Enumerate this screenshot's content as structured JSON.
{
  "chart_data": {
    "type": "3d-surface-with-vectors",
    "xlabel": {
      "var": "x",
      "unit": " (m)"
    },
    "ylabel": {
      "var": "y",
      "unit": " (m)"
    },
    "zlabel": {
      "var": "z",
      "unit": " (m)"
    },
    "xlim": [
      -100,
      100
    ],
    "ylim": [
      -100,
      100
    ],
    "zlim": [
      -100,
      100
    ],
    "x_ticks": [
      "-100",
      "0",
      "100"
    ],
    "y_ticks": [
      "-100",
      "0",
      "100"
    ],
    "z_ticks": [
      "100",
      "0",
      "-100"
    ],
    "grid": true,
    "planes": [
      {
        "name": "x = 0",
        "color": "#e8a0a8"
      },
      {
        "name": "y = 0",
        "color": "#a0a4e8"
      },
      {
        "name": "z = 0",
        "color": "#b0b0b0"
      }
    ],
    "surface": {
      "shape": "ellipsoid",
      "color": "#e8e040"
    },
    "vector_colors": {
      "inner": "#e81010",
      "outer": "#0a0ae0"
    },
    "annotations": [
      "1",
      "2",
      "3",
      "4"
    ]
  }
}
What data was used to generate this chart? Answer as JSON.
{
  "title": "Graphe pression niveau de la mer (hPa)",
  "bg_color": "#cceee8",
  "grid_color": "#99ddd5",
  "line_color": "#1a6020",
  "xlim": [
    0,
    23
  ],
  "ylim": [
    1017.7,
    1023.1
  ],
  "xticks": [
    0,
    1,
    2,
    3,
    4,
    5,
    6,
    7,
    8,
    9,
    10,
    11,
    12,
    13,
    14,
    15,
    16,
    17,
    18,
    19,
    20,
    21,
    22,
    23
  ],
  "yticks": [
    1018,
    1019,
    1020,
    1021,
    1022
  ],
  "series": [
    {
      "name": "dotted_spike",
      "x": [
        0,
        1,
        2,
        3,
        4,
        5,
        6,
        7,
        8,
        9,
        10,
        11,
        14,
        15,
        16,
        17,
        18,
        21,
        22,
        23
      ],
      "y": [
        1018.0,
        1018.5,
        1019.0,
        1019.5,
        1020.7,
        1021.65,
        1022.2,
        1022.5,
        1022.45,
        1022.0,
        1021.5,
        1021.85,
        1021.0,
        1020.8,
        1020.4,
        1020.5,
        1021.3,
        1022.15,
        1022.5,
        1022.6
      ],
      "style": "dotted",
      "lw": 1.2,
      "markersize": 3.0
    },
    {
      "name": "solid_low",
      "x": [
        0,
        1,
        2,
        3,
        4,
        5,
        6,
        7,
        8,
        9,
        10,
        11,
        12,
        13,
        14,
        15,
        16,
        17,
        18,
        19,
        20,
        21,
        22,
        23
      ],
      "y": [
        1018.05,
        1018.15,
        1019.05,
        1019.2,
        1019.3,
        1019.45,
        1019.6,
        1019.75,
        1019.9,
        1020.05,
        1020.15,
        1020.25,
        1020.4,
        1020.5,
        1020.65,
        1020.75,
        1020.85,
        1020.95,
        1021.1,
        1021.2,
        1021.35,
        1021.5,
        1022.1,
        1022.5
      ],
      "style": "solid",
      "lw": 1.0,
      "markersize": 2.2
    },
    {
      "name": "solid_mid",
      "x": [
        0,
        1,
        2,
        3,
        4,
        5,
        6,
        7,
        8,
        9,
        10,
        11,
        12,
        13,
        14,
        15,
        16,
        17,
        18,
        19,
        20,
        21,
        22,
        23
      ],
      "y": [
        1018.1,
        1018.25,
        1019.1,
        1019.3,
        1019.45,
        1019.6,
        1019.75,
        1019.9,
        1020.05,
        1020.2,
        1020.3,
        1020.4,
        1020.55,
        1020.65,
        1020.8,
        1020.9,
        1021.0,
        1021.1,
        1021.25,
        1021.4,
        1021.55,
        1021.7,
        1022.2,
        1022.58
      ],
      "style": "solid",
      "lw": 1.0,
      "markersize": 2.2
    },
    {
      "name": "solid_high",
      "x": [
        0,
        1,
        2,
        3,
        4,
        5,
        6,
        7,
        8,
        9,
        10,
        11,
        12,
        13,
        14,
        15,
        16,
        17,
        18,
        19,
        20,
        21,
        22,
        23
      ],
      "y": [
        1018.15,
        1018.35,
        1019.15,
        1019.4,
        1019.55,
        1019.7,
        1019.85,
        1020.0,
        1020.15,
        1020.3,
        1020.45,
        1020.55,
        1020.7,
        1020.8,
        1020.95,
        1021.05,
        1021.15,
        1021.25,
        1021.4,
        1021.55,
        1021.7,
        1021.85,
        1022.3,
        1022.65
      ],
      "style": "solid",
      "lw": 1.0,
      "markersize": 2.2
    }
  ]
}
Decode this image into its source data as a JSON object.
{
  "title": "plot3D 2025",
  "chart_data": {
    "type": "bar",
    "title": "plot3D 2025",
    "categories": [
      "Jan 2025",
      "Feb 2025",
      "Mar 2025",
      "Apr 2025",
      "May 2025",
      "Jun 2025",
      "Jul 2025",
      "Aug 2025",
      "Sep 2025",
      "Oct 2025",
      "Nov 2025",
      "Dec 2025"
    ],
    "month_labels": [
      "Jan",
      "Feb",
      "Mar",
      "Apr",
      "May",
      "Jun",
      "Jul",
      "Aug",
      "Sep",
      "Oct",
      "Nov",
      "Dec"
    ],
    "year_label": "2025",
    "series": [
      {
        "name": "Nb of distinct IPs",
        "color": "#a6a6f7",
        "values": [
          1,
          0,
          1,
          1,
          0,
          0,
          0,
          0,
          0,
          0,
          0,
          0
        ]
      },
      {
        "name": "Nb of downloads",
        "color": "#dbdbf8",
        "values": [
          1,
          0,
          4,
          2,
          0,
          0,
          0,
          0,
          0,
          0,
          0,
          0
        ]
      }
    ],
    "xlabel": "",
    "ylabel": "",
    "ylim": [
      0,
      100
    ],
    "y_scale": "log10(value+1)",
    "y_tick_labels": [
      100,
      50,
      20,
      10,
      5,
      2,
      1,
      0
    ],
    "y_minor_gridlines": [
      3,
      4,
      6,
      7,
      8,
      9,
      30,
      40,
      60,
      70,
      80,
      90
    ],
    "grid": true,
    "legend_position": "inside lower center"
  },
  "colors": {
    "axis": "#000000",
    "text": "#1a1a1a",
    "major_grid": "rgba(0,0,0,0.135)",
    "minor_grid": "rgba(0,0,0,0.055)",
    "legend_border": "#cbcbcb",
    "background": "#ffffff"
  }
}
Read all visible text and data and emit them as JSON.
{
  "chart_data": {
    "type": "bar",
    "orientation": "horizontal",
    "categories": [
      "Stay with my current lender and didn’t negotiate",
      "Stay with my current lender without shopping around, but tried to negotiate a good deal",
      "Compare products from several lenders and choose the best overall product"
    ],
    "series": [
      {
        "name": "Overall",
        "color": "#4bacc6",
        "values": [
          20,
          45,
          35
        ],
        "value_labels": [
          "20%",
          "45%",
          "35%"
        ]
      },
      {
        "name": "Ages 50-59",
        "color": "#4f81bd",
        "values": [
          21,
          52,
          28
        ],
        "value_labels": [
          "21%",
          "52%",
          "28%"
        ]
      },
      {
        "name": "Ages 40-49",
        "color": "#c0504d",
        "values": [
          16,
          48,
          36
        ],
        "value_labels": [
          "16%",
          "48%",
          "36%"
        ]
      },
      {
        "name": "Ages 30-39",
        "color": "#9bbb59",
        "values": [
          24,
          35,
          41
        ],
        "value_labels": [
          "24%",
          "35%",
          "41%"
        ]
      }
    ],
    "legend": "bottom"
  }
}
........
Exercise: Find the lines that include the string "rgba", then copy each of them.

Task result:
    "major_grid": "rgba(0,0,0,0.135)",
    "minor_grid": "rgba(0,0,0,0.055)",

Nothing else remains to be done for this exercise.